# START OF DATA SHOWN

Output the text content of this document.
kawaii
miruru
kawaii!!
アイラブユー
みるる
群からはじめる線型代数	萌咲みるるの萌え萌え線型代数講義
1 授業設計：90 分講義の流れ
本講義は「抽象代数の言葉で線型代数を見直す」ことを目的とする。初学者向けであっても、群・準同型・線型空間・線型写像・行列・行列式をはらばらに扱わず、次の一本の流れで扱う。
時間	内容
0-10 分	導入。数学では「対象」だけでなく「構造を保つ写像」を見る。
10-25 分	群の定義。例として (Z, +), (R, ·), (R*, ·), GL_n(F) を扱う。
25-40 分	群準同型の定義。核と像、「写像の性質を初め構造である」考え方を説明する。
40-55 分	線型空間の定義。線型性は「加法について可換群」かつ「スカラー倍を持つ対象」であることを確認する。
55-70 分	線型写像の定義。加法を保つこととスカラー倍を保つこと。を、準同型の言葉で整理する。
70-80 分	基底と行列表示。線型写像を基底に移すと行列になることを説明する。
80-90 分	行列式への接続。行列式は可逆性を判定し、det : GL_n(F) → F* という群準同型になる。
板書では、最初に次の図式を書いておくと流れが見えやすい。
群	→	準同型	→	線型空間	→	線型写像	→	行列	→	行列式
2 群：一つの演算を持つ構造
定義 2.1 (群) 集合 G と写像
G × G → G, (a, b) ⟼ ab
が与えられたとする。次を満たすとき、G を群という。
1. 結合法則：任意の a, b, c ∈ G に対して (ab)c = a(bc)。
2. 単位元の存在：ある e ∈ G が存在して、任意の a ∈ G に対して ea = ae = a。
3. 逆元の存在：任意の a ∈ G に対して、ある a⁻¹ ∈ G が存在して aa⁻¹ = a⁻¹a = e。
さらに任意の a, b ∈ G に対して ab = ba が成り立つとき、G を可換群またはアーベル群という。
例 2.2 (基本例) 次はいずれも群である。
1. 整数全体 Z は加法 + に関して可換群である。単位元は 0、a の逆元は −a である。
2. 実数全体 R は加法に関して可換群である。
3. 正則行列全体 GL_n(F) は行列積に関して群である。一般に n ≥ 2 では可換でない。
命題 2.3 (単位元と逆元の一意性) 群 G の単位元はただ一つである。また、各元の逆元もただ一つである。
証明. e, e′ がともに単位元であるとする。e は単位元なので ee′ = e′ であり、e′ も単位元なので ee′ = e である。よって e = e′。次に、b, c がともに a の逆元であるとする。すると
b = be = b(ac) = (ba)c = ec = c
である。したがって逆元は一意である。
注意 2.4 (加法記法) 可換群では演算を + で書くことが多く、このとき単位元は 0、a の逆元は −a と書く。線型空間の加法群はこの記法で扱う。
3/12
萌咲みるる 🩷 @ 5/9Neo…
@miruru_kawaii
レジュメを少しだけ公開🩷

# END OF DATA SHOWN
# START OF DATA SHOWN

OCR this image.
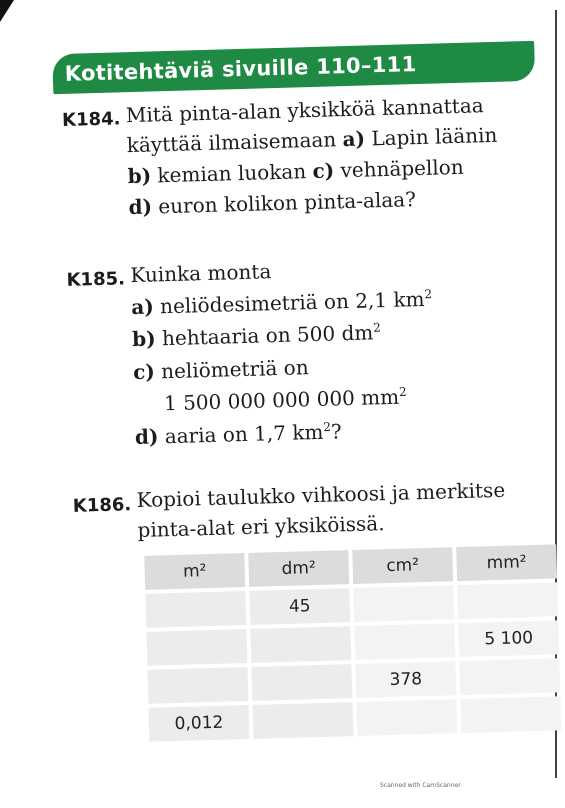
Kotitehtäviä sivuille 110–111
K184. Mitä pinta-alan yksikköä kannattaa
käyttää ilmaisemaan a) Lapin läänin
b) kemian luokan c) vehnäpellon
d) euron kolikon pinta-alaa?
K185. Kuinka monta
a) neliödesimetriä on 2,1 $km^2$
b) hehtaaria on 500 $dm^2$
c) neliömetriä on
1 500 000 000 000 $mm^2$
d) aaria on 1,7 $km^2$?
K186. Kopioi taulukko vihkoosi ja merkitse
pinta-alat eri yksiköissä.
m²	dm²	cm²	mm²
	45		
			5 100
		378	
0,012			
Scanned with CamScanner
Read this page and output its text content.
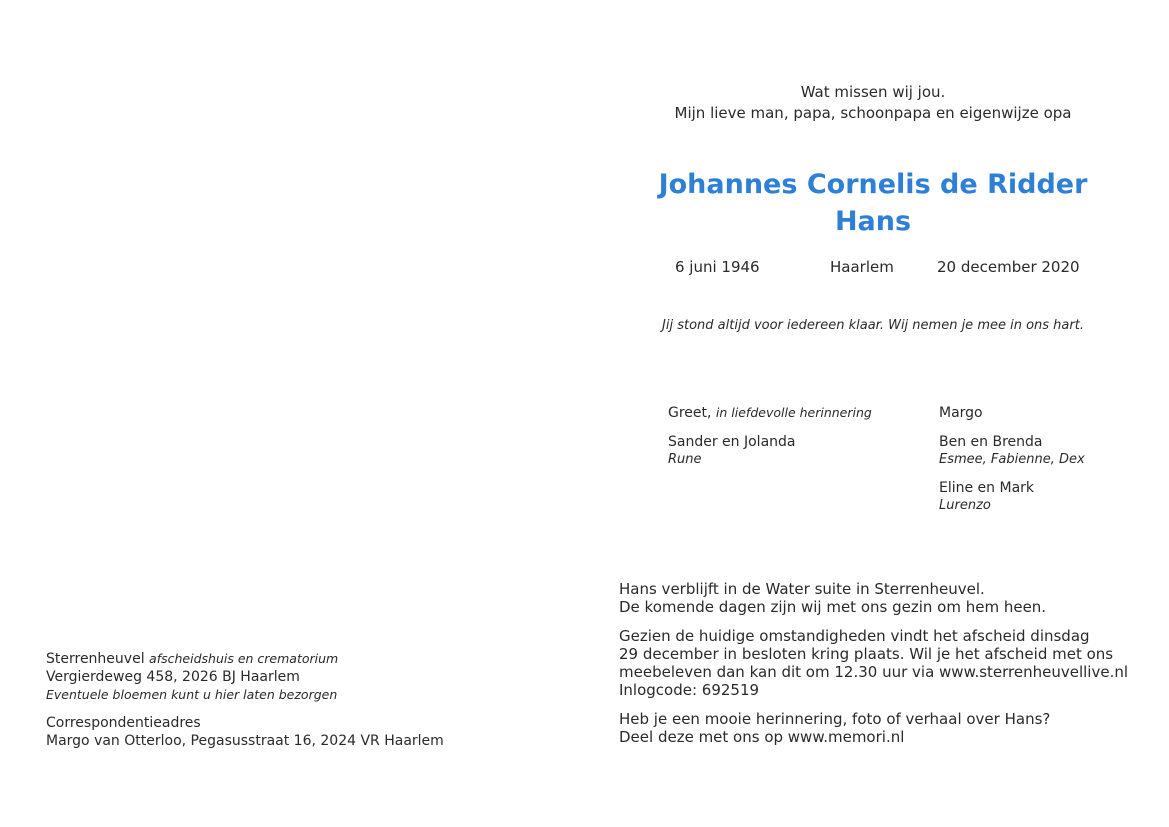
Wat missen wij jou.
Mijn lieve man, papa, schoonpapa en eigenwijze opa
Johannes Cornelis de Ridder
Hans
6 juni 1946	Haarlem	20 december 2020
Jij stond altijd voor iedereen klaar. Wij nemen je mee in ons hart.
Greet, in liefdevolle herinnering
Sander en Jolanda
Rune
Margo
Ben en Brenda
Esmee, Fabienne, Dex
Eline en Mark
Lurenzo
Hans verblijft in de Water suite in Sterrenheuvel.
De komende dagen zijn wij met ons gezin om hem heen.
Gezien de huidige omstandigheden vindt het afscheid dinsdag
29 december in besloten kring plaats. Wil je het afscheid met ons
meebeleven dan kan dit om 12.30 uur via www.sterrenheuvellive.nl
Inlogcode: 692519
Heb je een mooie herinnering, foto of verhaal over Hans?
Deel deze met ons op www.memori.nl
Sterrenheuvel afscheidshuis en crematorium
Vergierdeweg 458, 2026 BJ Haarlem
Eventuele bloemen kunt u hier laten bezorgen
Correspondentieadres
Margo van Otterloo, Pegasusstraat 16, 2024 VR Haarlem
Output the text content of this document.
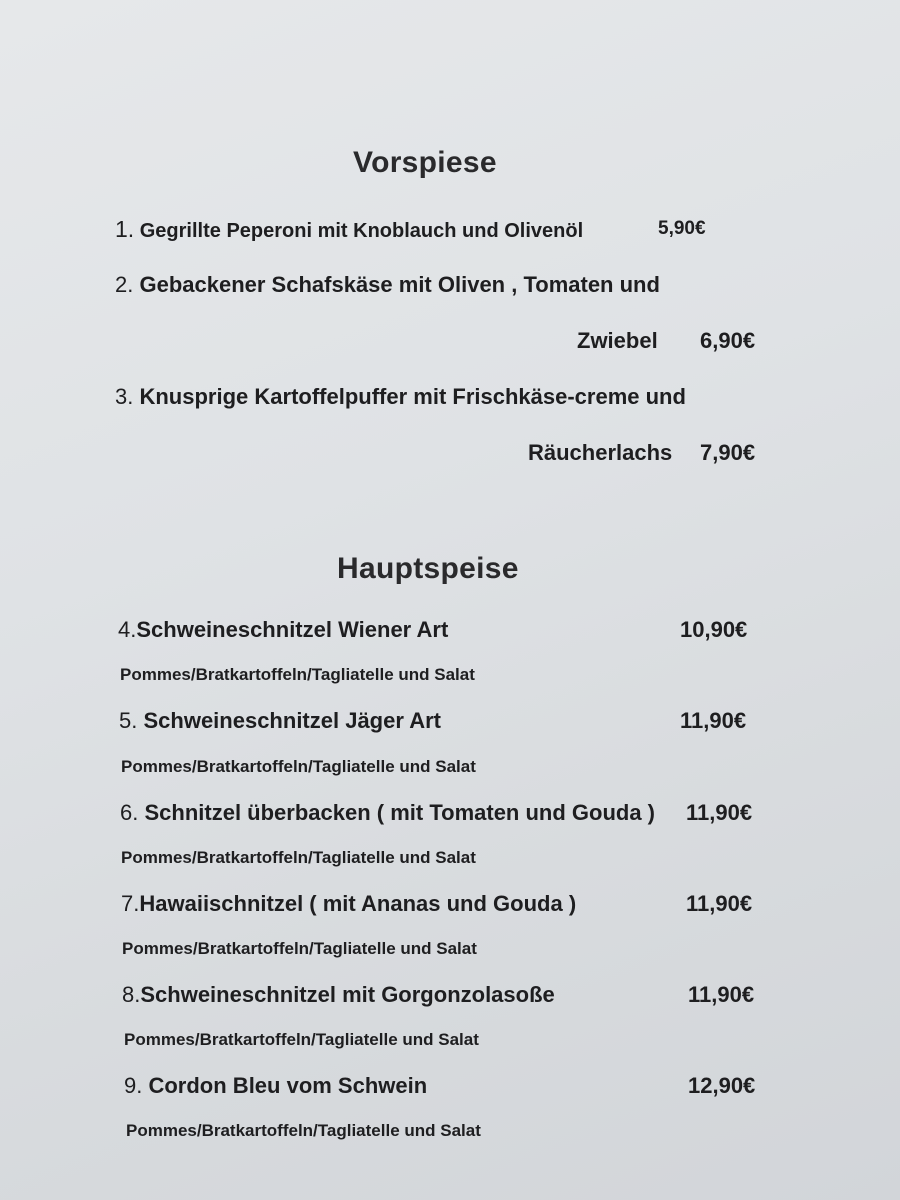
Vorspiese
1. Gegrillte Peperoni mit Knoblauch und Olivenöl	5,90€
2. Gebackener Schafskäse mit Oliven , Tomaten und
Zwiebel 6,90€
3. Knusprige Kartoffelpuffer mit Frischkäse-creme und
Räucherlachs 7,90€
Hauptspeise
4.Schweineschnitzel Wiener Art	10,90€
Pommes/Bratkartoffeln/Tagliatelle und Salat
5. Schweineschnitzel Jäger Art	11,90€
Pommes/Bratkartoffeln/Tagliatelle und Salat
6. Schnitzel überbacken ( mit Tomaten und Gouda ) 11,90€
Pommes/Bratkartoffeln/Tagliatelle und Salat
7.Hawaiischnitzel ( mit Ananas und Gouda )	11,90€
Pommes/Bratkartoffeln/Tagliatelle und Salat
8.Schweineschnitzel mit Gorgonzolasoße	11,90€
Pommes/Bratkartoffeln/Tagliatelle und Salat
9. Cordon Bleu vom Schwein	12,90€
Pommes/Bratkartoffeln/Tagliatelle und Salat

# END OF DATA SHOWN

◆ **INSTRUCTIONS FOR THE TASK**
Looking at the listing above, how many of its lines contain the string "Tomaten"? Give the number alone.

◆ **COMPLETE OUTPUT**
2